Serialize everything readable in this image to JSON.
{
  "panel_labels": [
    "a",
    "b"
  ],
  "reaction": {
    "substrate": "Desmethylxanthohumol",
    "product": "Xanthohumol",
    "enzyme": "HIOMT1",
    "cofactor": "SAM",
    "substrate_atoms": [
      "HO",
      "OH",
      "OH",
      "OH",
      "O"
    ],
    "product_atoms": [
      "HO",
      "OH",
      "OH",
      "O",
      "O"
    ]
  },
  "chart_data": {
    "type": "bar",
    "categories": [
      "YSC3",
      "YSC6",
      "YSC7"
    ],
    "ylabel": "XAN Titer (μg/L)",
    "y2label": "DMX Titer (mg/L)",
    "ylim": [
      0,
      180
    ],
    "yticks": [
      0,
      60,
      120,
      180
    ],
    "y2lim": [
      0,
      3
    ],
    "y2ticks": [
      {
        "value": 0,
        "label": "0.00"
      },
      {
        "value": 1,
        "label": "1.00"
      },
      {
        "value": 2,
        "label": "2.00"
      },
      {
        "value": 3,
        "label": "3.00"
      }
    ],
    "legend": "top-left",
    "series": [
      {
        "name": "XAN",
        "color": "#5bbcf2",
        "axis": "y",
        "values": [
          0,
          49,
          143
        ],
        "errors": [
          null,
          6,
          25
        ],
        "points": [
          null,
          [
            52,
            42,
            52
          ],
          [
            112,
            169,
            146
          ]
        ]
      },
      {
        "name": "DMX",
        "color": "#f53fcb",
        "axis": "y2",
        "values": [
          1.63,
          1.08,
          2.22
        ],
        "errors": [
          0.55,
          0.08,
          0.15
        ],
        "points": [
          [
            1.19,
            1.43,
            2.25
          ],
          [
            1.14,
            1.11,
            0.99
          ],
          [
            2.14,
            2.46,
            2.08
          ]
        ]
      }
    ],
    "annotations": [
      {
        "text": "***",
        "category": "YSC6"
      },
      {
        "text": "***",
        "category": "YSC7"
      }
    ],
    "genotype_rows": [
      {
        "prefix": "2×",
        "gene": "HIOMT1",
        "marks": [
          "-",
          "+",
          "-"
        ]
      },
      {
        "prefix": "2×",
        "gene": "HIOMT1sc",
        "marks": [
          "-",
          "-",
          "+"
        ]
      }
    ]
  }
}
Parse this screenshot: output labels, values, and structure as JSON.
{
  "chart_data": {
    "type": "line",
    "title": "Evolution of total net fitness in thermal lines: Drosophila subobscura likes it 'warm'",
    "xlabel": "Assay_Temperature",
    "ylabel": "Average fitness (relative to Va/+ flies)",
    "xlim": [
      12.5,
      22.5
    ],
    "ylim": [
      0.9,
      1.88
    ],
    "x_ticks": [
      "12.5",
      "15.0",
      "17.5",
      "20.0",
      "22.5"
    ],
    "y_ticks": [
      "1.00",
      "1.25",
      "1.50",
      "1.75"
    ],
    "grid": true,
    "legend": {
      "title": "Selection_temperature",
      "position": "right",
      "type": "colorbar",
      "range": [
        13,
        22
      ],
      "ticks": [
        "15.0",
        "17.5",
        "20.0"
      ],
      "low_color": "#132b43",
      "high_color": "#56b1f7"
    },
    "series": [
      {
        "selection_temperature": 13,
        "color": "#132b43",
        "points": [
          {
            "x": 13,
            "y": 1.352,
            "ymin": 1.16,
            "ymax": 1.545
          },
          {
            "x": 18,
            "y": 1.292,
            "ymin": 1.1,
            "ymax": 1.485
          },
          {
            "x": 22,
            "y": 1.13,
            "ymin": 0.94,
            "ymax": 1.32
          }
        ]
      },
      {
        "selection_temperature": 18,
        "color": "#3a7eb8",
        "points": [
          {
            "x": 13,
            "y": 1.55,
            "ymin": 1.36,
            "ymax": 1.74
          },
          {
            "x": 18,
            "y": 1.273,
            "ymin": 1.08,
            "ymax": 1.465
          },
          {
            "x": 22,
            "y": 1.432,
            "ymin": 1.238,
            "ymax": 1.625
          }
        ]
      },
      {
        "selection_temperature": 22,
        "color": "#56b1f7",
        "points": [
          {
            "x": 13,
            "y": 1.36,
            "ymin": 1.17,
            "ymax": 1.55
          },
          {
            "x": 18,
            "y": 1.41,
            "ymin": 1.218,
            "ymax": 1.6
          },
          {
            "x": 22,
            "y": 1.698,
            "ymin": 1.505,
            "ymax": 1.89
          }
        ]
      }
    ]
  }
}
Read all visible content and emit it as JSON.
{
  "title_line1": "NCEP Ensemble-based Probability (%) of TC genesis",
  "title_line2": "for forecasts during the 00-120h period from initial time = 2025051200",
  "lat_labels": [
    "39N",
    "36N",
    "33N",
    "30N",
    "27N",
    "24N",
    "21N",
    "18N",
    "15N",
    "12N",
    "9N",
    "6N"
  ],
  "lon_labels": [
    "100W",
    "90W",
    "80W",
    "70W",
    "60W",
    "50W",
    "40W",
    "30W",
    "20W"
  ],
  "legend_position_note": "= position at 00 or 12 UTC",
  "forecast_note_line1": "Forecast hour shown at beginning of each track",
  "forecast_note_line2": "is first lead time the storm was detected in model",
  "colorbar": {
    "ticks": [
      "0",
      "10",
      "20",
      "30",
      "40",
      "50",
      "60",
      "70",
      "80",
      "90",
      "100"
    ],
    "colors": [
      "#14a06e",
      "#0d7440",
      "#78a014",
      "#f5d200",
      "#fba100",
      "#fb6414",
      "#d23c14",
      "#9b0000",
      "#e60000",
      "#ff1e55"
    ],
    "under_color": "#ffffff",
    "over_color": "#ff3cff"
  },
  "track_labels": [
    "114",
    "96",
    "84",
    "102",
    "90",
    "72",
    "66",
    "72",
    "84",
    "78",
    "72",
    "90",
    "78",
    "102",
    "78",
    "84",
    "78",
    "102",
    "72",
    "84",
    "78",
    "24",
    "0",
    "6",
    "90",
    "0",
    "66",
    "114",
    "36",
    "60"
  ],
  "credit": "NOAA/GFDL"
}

——

> Problem statement: Without omission, retype the full listing shown above.

> Result for this exercise:
Serialize everything readable in this image to JSON.
{
  "panel_labels": [
    "a",
    "b"
  ],
  "reaction": {
    "substrate": "Desmethylxanthohumol",
    "product": "Xanthohumol",
    "enzyme": "HIOMT1",
    "cofactor": "SAM",
    "substrate_atoms": [
      "HO",
      "OH",
      "OH",
      "OH",
      "O"
    ],
    "product_atoms": [
      "HO",
      "OH",
      "OH",
      "O",
      "O"
    ]
  },
  "chart_data": {
    "type": "bar",
    "categories": [
      "YSC3",
      "YSC6",
      "YSC7"
    ],
    "ylabel": "XAN Titer (μg/L)",
    "y2label": "DMX Titer (mg/L)",
    "ylim": [
      0,
      180
    ],
    "yticks": [
      0,
      60,
      120,
      180
    ],
    "y2lim": [
      0,
      3
    ],
    "y2ticks": [
      {
        "value": 0,
        "label": "0.00"
      },
      {
        "value": 1,
        "label": "1.00"
      },
      {
        "value": 2,
        "label": "2.00"
      },
      {
        "value": 3,
        "label": "3.00"
      }
    ],
    "legend": "top-left",
    "series": [
      {
        "name": "XAN",
        "color": "#5bbcf2",
        "axis": "y",
        "values": [
          0,
          49,
          143
        ],
        "errors": [
          null,
          6,
          25
        ],
        "points": [
          null,
          [
            52,
            42,
            52
          ],
          [
            112,
            169,
            146
          ]
        ]
      },
      {
        "name": "DMX",
        "color": "#f53fcb",
        "axis": "y2",
        "values": [
          1.63,
          1.08,
          2.22
        ],
        "errors": [
          0.55,
          0.08,
          0.15
        ],
        "points": [
          [
            1.19,
            1.43,
            2.25
          ],
          [
            1.14,
            1.11,
            0.99
          ],
          [
            2.14,
            2.46,
            2.08
          ]
        ]
      }
    ],
    "annotations": [
      {
        "text": "***",
        "category": "YSC6"
      },
      {
        "text": "***",
        "category": "YSC7"
      }
    ],
    "genotype_rows": [
      {
        "prefix": "2×",
        "gene": "HIOMT1",
        "marks": [
          "-",
          "+",
          "-"
        ]
      },
      {
        "prefix": "2×",
        "gene": "HIOMT1sc",
        "marks": [
          "-",
          "-",
          "+"
        ]
      }
    ]
  }
}
Parse this screenshot: output labels, values, and structure as JSON.
{
  "chart_data": {
    "type": "line",
    "title": "Evolution of total net fitness in thermal lines: Drosophila subobscura likes it 'warm'",
    "xlabel": "Assay_Temperature",
    "ylabel": "Average fitness (relative to Va/+ flies)",
    "xlim": [
      12.5,
      22.5
    ],
    "ylim": [
      0.9,
      1.88
    ],
    "x_ticks": [
      "12.5",
      "15.0",
      "17.5",
      "20.0",
      "22.5"
    ],
    "y_ticks": [
      "1.00",
      "1.25",
      "1.50",
      "1.75"
    ],
    "grid": true,
    "legend": {
      "title": "Selection_temperature",
      "position": "right",
      "type": "colorbar",
      "range": [
        13,
        22
      ],
      "ticks": [
        "15.0",
        "17.5",
        "20.0"
      ],
      "low_color": "#132b43",
      "high_color": "#56b1f7"
    },
    "series": [
      {
        "selection_temperature": 13,
        "color": "#132b43",
        "points": [
          {
            "x": 13,
            "y": 1.352,
            "ymin": 1.16,
            "ymax": 1.545
          },
          {
            "x": 18,
            "y": 1.292,
            "ymin": 1.1,
            "ymax": 1.485
          },
          {
            "x": 22,
            "y": 1.13,
            "ymin": 0.94,
            "ymax": 1.32
          }
        ]
      },
      {
        "selection_temperature": 18,
        "color": "#3a7eb8",
        "points": [
          {
            "x": 13,
            "y": 1.55,
            "ymin": 1.36,
            "ymax": 1.74
          },
          {
            "x": 18,
            "y": 1.273,
            "ymin": 1.08,
            "ymax": 1.465
          },
          {
            "x": 22,
            "y": 1.432,
            "ymin": 1.238,
            "ymax": 1.625
          }
        ]
      },
      {
        "selection_temperature": 22,
        "color": "#56b1f7",
        "points": [
          {
            "x": 13,
            "y": 1.36,
            "ymin": 1.17,
            "ymax": 1.55
          },
          {
            "x": 18,
            "y": 1.41,
            "ymin": 1.218,
            "ymax": 1.6
          },
          {
            "x": 22,
            "y": 1.698,
            "ymin": 1.505,
            "ymax": 1.89
          }
        ]
      }
    ]
  }
}
Read all visible content and emit it as JSON.
{
  "title_line1": "NCEP Ensemble-based Probability (%) of TC genesis",
  "title_line2": "for forecasts during the 00-120h period from initial time = 2025051200",
  "lat_labels": [
    "39N",
    "36N",
    "33N",
    "30N",
    "27N",
    "24N",
    "21N",
    "18N",
    "15N",
    "12N",
    "9N",
    "6N"
  ],
  "lon_labels": [
    "100W",
    "90W",
    "80W",
    "70W",
    "60W",
    "50W",
    "40W",
    "30W",
    "20W"
  ],
  "legend_position_note": "= position at 00 or 12 UTC",
  "forecast_note_line1": "Forecast hour shown at beginning of each track",
  "forecast_note_line2": "is first lead time the storm was detected in model",
  "colorbar": {
    "ticks": [
      "0",
      "10",
      "20",
      "30",
      "40",
      "50",
      "60",
      "70",
      "80",
      "90",
      "100"
    ],
    "colors": [
      "#14a06e",
      "#0d7440",
      "#78a014",
      "#f5d200",
      "#fba100",
      "#fb6414",
      "#d23c14",
      "#9b0000",
      "#e60000",
      "#ff1e55"
    ],
    "under_color": "#ffffff",
    "over_color": "#ff3cff"
  },
  "track_labels": [
    "114",
    "96",
    "84",
    "102",
    "90",
    "72",
    "66",
    "72",
    "84",
    "78",
    "72",
    "90",
    "78",
    "102",
    "78",
    "84",
    "78",
    "102",
    "72",
    "84",
    "78",
    "24",
    "0",
    "6",
    "90",
    "0",
    "66",
    "114",
    "36",
    "60"
  ],
  "credit": "NOAA/GFDL"
}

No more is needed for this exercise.